Gather all lines from the material that contain the word "genoeg".
* BEGIN *
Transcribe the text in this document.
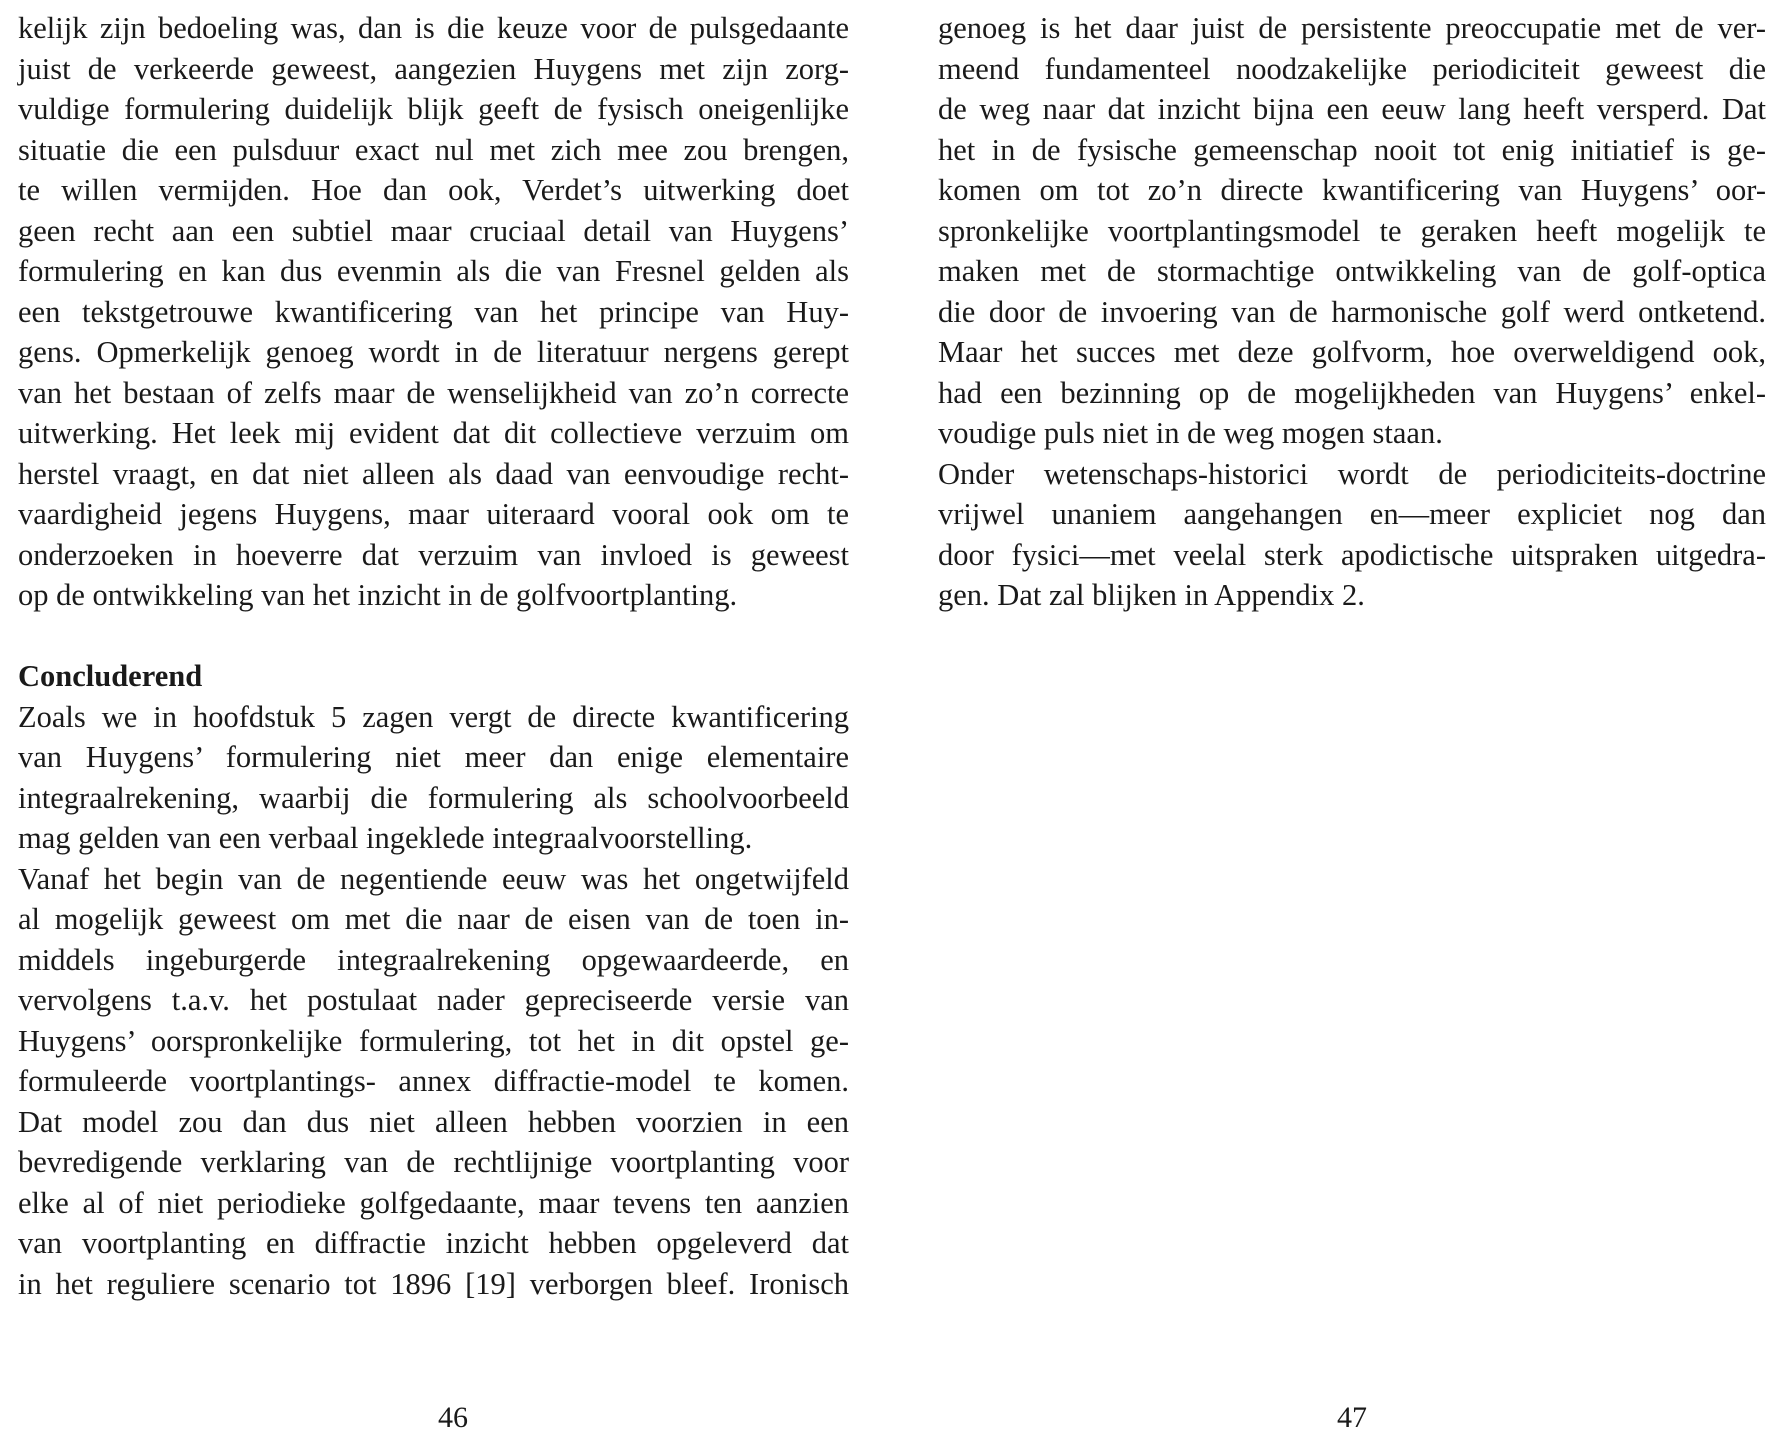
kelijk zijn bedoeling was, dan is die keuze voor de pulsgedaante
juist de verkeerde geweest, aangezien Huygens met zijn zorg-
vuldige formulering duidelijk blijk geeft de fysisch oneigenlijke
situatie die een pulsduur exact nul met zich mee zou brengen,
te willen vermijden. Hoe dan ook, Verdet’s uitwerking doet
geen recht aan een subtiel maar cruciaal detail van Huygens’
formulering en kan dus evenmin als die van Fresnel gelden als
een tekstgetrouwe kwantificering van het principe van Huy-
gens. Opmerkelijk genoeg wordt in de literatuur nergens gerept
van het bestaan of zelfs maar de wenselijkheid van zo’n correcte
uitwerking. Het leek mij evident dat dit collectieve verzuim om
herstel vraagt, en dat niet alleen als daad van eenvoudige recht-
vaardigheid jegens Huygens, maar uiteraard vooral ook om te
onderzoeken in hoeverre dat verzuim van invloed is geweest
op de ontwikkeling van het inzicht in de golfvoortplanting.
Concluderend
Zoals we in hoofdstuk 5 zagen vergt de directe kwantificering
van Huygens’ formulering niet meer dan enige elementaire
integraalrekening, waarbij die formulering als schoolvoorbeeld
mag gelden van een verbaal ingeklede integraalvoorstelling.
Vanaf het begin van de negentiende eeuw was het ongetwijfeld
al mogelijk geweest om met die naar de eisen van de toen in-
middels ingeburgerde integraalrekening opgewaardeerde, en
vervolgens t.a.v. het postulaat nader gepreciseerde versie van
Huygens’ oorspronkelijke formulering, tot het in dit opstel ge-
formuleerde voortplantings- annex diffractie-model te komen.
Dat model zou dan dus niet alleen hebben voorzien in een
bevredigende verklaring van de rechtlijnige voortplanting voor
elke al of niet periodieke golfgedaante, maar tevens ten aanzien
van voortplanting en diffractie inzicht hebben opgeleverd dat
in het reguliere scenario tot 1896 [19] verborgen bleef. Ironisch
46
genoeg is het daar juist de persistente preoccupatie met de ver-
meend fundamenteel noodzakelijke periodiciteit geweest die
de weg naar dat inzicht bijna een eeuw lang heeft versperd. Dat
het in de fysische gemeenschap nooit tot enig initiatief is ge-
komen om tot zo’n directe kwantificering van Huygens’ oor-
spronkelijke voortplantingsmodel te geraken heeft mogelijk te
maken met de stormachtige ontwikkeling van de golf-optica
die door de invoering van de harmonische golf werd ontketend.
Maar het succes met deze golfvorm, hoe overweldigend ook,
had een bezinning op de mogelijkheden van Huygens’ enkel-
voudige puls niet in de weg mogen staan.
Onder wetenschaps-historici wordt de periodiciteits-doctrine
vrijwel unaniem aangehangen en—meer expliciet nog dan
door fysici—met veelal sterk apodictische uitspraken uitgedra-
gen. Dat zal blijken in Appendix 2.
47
* END *
* BEGIN *
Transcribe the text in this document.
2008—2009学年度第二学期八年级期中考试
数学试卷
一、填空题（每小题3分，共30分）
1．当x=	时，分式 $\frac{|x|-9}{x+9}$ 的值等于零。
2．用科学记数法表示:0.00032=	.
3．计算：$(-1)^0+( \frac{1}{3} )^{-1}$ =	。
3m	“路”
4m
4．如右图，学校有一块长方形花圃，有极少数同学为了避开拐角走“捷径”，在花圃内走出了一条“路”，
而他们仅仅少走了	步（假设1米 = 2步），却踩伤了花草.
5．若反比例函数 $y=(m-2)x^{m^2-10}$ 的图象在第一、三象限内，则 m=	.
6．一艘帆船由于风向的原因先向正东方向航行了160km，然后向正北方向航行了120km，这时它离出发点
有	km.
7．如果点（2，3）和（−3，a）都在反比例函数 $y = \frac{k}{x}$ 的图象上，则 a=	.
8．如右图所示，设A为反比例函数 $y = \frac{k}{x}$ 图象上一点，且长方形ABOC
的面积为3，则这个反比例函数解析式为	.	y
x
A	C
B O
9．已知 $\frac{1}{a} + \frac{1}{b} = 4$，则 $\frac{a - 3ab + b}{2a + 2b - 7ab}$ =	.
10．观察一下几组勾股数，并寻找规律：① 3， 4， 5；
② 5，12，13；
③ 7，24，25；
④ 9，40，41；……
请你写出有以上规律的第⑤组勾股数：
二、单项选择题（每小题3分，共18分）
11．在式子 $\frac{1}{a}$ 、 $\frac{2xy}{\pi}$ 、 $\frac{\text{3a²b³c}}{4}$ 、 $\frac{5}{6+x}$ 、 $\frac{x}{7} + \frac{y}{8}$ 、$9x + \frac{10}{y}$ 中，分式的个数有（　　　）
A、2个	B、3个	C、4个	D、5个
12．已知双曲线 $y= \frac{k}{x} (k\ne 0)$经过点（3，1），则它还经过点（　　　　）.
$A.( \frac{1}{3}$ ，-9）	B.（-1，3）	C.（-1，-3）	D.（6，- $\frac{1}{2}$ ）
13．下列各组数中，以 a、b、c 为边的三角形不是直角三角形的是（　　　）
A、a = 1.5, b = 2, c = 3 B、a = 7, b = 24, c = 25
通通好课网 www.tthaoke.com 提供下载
* END *
* BEGIN *
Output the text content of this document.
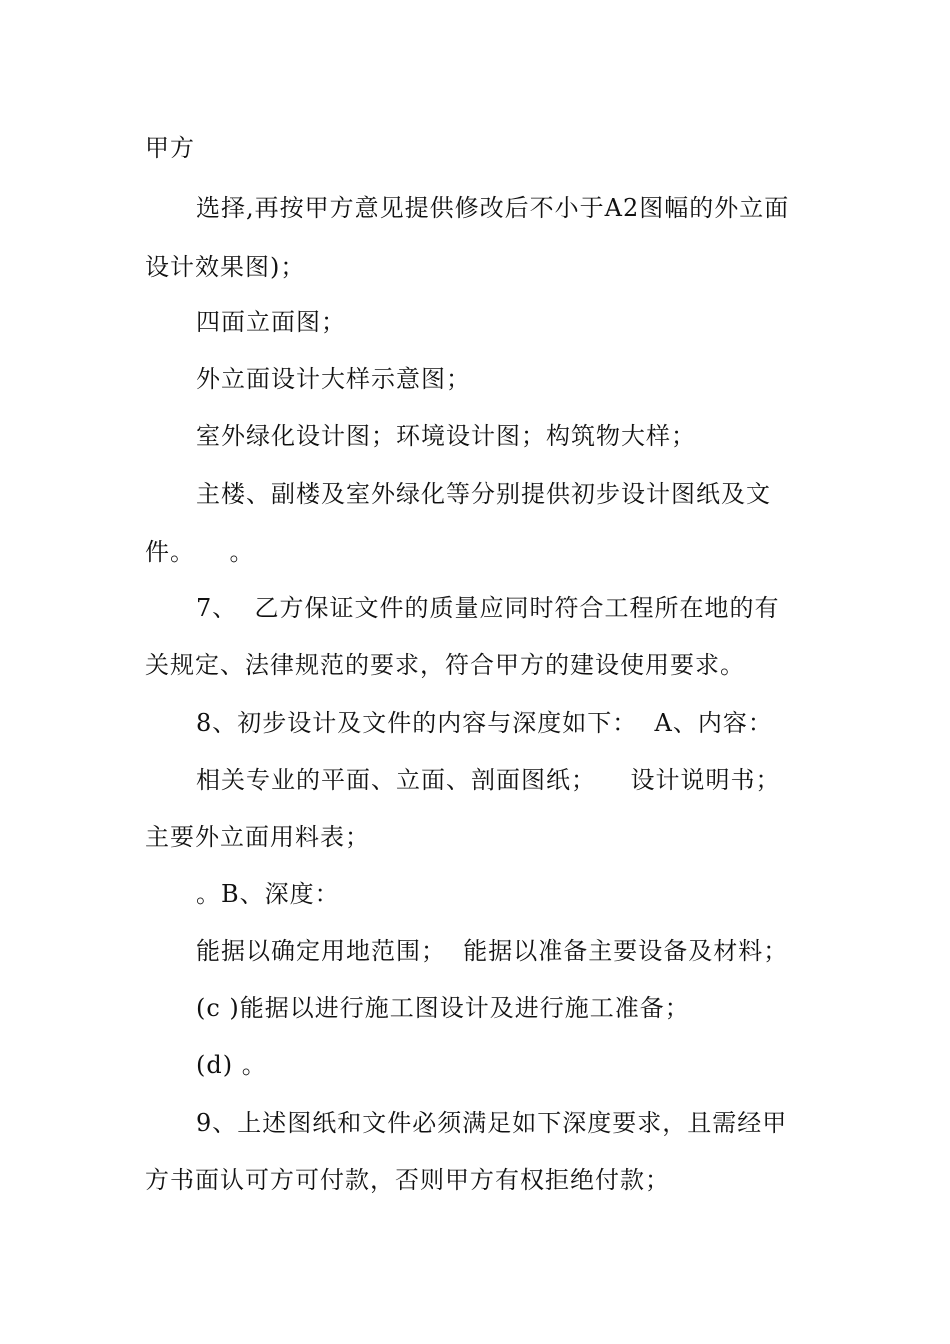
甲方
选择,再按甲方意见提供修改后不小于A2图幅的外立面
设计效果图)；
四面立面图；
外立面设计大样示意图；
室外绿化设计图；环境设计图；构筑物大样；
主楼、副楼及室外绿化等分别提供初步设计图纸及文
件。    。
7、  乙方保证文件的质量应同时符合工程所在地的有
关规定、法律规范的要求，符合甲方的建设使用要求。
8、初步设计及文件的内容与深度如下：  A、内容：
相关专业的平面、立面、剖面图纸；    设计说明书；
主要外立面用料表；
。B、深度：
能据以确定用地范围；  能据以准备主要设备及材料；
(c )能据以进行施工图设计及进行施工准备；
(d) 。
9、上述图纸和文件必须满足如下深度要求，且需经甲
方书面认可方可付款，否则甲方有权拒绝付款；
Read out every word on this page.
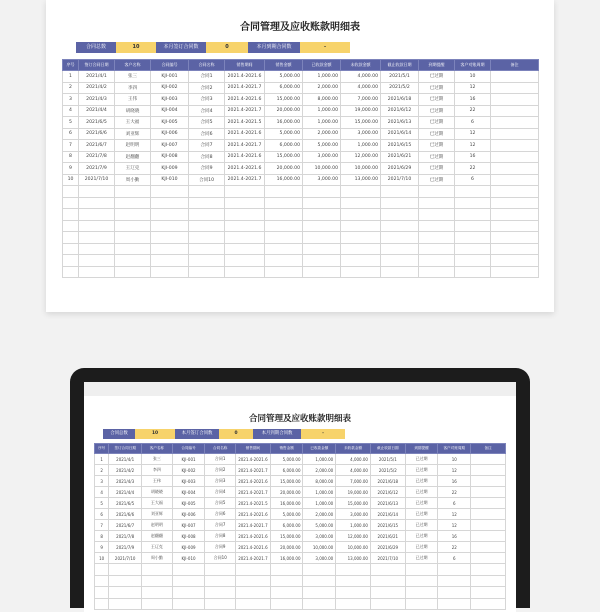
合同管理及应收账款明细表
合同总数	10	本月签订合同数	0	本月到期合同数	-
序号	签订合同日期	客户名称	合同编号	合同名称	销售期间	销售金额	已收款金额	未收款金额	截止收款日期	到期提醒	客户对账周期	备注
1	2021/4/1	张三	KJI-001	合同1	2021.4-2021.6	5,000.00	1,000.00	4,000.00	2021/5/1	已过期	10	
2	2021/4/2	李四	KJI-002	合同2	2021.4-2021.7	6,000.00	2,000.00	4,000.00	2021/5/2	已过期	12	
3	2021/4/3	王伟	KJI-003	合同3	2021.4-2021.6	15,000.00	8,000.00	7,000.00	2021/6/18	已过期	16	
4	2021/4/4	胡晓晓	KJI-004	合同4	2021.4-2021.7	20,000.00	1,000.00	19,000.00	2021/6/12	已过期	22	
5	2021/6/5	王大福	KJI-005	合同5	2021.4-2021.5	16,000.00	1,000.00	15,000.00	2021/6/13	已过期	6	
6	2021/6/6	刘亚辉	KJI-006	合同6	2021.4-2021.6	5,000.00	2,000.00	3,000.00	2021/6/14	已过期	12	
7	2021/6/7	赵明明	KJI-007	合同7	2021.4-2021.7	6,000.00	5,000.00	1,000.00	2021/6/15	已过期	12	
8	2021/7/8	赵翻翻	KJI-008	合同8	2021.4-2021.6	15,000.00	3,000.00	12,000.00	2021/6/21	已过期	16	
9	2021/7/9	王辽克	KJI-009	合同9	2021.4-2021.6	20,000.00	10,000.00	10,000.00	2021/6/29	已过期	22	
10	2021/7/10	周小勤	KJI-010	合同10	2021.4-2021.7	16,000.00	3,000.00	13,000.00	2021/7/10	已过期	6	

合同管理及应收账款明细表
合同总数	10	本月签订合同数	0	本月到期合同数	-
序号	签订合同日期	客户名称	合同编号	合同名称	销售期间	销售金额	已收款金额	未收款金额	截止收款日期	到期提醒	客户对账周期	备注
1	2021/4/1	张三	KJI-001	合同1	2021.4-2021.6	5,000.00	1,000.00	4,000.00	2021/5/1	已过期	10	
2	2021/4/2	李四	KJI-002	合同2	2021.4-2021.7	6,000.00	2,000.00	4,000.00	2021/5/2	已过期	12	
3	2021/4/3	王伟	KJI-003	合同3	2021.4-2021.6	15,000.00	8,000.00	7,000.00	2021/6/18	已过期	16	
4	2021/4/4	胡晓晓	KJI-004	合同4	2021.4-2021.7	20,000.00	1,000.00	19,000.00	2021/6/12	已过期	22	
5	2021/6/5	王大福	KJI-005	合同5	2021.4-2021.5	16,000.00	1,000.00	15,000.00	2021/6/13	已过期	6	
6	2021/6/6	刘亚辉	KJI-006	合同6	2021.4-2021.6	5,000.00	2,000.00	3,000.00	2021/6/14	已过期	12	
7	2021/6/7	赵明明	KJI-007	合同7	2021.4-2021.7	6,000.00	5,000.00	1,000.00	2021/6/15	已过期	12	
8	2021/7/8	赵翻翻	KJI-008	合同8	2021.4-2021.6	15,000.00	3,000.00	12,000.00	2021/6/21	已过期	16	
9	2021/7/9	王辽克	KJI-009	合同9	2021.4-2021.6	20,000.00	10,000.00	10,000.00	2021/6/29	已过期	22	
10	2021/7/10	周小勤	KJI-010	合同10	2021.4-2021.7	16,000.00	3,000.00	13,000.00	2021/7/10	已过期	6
* END *
▸ **Complete output**:
gens. Opmerkelijk genoeg wordt in de literatuur nergens gerept
genoeg is het daar juist de persistente preoccupatie met de ver-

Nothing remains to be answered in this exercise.